SET EXERCISE >>
Tally the lines below that contain the word "color", and give only that number.

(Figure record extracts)
* * *

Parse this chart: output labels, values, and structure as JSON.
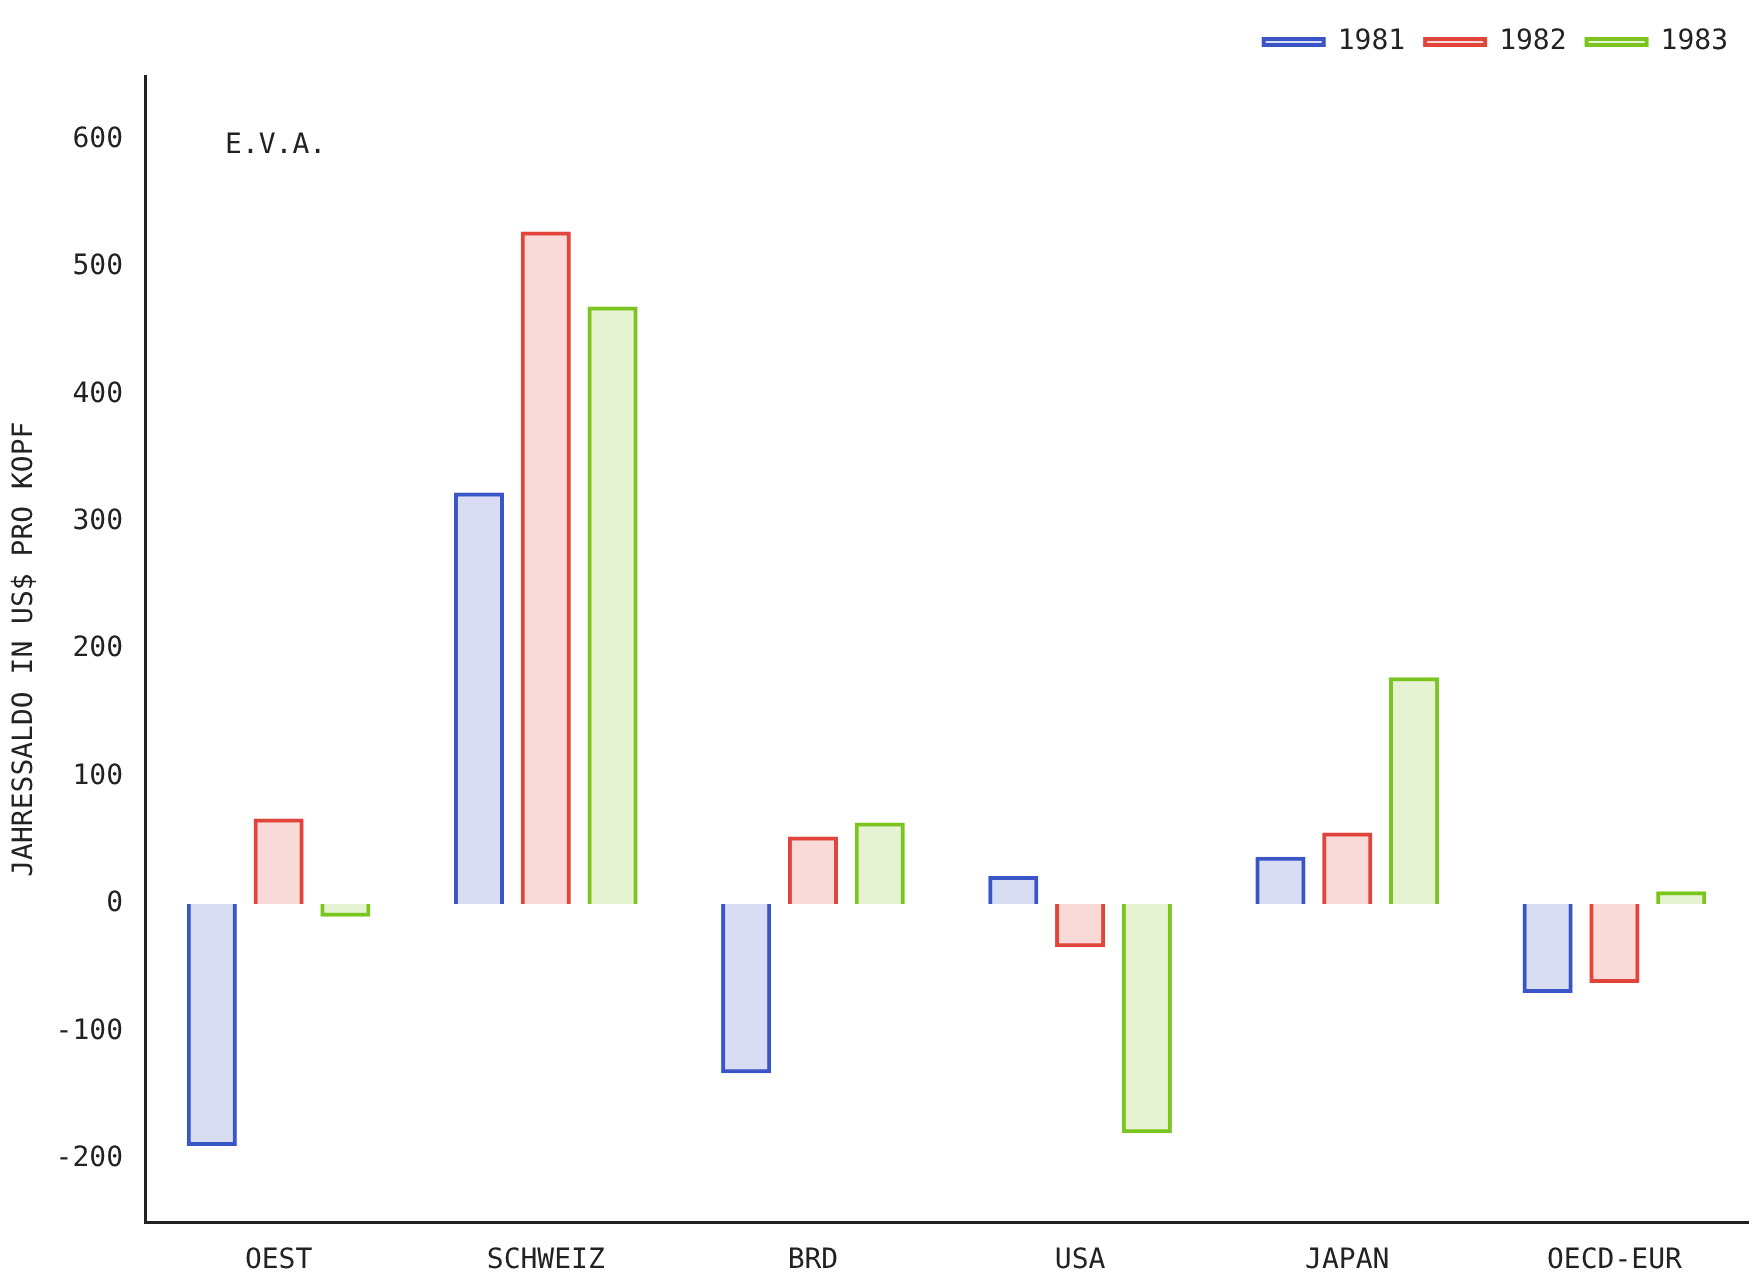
{
  "chart_data": {
    "type": "bar",
    "ylabel": "JAHRESSALDO IN US$ PRO KOPF",
    "annotations": [
      "E.V.A."
    ],
    "categories": [
      "OEST",
      "SCHWEIZ",
      "BRD",
      "USA",
      "JAPAN",
      "OECD-EUR"
    ],
    "series": [
      {
        "name": "1981",
        "color": "#3a55c8",
        "values": [
          -190,
          323,
          -133,
          22,
          37,
          -70
        ]
      },
      {
        "name": "1982",
        "color": "#e0443a",
        "values": [
          67,
          528,
          53,
          -34,
          56,
          -62
        ]
      },
      {
        "name": "1983",
        "color": "#7cc520",
        "values": [
          -10,
          469,
          64,
          -180,
          178,
          10
        ]
      }
    ],
    "ylim": [
      -250,
      650
    ],
    "yticks": [
      -200,
      -100,
      0,
      100,
      200,
      300,
      400,
      500,
      600
    ],
    "grid": false,
    "legend": "top right"
  }
}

* * *

SOLVED PROBLEM >>
3